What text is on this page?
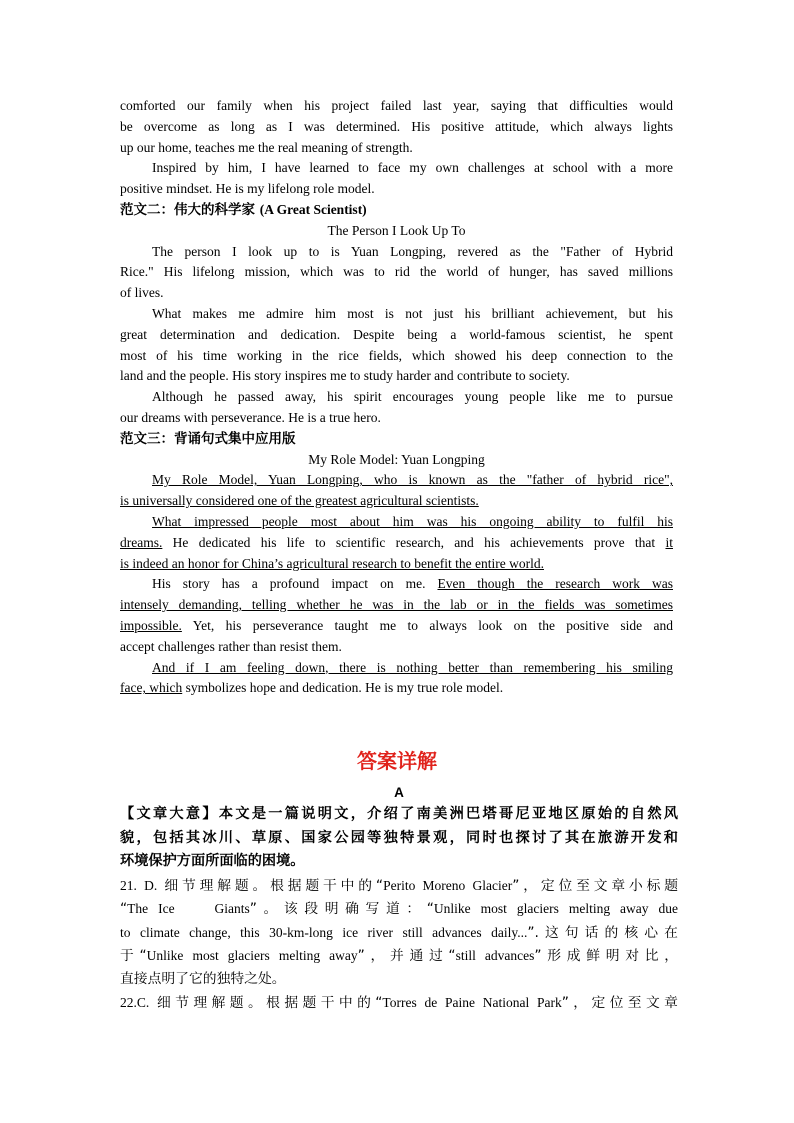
comforted our family when his project failed last year, saying that difficulties would
be overcome as long as I was determined. His positive attitude, which always lights
up our home, teaches me the real meaning of strength.
Inspired by him, I have learned to face my own challenges at school with a more
positive mindset. He is my lifelong role model.
范文二：伟大的科学家 (A Great Scientist)
The Person I Look Up To
The person I look up to is Yuan Longping, revered as the "Father of Hybrid
Rice." His lifelong mission, which was to rid the world of hunger, has saved millions
of lives.
What makes me admire him most is not just his brilliant achievement, but his
great determination and dedication. Despite being a world-famous scientist, he spent
most of his time working in the rice fields, which showed his deep connection to the
land and the people. His story inspires me to study harder and contribute to society.
Although he passed away, his spirit encourages young people like me to pursue
our dreams with perseverance. He is a true hero.
范文三：背诵句式集中应用版
My Role Model: Yuan Longping
My Role Model, Yuan Longping, who is known as the "father of hybrid rice",
is universally considered one of the greatest agricultural scientists.
What impressed people most about him was his ongoing ability to fulfil his
dreams. He dedicated his life to scientific research, and his achievements prove that it
is indeed an honor for China’s agricultural research to benefit the entire world.
His story has a profound impact on me. Even though the research work was
intensely demanding, telling whether he was in the lab or in the fields was sometimes
impossible. Yet, his perseverance taught me to always look on the positive side and
accept challenges rather than resist them.
And if I am feeling down, there is nothing better than remembering his smiling
face, which symbolizes hope and dedication. He is my true role model.
答案详解
A
【文章大意】本文是一篇说明文，介绍了南美洲巴塔哥尼亚地区原始的自然风
貌，包括其冰川、草原、国家公园等独特景观，同时也探讨了其在旅游开发和
环境保护方面所面临的困境。
21. D. 细节理解题。根据题干中的“Perito Moreno Glacier”，定位至文章小标题
“The Ice    Giants”。该段明确写道：“Unlike most glaciers melting away due
to climate change, this 30-km-long ice river still advances daily...”.这句话的核心在
于“Unlike most glaciers melting away”，并通过“still advances”形成鲜明对比，
直接点明了它的独特之处。
22.C. 细节理解题。根据题干中的“Torres de Paine National Park”，定位至文章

===============

- _TASK TO COMPLETE_:
Take every line from the data above that holds "challenges" and copy it out.

- _RESPONSE TO THIS TASK_:
Inspired by him, I have learned to face my own challenges at school with a more
accept challenges rather than resist them.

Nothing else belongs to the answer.